Objective:
Find the word "placeholder" in the records below. List each line containing it.

-------- Provided data

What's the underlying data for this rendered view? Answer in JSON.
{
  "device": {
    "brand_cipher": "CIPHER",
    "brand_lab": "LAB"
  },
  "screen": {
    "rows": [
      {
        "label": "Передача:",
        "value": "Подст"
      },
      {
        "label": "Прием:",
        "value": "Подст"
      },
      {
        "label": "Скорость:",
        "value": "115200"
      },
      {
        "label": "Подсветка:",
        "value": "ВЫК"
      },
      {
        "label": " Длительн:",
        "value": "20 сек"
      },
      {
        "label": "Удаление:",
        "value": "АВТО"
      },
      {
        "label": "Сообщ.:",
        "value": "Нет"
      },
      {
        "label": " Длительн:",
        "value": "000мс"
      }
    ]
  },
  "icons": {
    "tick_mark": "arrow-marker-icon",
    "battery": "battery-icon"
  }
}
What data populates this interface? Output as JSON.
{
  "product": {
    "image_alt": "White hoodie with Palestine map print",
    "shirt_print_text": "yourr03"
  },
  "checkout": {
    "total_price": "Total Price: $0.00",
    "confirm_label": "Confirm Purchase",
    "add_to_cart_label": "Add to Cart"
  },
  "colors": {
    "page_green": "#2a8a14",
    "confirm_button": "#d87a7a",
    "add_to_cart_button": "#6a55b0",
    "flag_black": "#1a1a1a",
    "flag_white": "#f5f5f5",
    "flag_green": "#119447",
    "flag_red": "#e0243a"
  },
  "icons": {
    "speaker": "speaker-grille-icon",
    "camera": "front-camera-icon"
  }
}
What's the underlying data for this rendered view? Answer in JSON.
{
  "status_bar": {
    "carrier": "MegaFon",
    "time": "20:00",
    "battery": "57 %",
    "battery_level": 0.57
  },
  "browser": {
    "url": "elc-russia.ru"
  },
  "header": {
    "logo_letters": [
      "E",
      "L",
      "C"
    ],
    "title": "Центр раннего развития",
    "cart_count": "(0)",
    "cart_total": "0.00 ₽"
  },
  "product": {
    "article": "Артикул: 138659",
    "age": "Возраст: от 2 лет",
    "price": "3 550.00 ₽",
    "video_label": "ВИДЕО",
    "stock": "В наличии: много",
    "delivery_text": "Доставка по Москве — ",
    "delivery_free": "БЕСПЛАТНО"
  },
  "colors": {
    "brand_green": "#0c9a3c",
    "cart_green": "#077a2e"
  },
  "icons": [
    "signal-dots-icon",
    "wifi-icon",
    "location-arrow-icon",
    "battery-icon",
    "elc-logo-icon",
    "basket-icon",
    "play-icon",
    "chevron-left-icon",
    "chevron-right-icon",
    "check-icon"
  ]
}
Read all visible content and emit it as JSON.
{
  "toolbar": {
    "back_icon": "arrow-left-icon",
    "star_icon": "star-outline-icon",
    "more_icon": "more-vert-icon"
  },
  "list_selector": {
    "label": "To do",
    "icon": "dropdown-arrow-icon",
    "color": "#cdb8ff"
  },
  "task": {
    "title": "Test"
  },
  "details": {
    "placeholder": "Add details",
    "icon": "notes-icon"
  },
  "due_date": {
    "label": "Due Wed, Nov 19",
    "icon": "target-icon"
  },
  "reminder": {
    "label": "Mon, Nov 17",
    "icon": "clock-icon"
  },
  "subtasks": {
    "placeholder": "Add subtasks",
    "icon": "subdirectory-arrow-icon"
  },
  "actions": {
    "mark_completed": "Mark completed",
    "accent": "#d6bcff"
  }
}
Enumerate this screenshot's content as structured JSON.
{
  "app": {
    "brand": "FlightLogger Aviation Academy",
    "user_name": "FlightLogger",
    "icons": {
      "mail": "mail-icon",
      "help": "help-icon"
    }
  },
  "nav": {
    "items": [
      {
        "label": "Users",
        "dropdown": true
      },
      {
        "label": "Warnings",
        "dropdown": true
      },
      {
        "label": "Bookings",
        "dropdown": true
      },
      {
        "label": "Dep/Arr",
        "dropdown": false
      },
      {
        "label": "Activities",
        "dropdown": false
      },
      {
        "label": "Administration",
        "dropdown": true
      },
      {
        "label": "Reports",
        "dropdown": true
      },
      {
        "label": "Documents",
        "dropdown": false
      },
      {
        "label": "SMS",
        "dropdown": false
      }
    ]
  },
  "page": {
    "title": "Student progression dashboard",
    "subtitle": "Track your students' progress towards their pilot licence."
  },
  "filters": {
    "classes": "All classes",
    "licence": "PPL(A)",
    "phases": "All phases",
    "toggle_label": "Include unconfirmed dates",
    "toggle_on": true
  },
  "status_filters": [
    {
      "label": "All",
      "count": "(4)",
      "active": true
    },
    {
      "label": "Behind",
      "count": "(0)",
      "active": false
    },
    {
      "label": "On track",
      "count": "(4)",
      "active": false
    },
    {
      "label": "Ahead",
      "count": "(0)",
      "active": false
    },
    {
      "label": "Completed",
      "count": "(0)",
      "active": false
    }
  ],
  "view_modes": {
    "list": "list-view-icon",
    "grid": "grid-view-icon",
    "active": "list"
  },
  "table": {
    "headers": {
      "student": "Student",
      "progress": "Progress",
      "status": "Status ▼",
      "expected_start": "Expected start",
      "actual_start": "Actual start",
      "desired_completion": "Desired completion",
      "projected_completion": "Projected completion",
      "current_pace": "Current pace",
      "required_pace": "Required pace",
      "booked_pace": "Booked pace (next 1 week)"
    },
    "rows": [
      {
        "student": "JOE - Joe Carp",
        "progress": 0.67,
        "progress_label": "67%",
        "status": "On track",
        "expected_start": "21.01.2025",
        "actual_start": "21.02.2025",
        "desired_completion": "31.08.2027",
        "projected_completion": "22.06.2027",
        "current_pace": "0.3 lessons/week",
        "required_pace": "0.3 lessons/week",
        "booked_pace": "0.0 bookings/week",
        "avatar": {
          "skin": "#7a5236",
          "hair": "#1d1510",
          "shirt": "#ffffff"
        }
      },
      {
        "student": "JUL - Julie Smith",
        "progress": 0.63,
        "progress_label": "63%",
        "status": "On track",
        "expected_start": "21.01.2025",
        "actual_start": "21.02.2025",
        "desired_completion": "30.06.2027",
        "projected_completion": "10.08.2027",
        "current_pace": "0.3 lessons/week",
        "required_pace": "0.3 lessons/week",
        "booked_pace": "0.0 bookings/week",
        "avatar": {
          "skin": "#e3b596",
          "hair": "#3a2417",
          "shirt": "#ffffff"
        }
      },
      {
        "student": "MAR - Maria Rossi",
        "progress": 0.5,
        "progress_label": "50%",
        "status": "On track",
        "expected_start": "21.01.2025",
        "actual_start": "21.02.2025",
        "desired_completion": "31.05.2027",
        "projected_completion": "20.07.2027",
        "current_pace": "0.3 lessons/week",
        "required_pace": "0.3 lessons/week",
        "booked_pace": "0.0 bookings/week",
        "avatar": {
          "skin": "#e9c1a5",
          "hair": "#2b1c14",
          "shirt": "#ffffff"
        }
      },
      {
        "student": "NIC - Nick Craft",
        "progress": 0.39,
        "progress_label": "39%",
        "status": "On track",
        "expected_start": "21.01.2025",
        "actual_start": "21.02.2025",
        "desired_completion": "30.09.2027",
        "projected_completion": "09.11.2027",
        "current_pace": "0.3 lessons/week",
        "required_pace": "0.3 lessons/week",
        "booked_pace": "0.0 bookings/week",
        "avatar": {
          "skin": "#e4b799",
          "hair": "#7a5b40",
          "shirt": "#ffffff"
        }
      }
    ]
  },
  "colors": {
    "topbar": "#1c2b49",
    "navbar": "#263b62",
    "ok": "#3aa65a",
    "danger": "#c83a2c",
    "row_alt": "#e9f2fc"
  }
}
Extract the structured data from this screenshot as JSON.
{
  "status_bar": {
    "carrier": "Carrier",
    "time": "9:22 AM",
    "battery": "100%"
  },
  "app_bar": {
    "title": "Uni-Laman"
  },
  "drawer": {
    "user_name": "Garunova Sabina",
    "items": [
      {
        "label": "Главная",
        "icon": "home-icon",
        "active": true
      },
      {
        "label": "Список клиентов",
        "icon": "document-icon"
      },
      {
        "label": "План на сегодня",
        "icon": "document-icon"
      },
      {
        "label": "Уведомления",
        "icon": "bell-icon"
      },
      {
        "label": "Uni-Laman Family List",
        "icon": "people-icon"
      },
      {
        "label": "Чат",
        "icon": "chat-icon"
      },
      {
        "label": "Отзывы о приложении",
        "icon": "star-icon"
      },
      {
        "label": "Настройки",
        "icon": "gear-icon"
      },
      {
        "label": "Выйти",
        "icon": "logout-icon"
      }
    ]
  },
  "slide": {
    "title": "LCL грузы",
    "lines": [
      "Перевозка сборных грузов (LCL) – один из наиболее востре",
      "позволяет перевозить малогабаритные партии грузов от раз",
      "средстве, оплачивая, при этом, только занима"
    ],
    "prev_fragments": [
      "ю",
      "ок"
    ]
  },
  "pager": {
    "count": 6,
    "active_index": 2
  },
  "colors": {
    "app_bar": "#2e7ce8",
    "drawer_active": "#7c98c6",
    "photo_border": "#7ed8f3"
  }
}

----------------

Task answer:
    "placeholder": "Add details",
    "placeholder": "Add subtasks",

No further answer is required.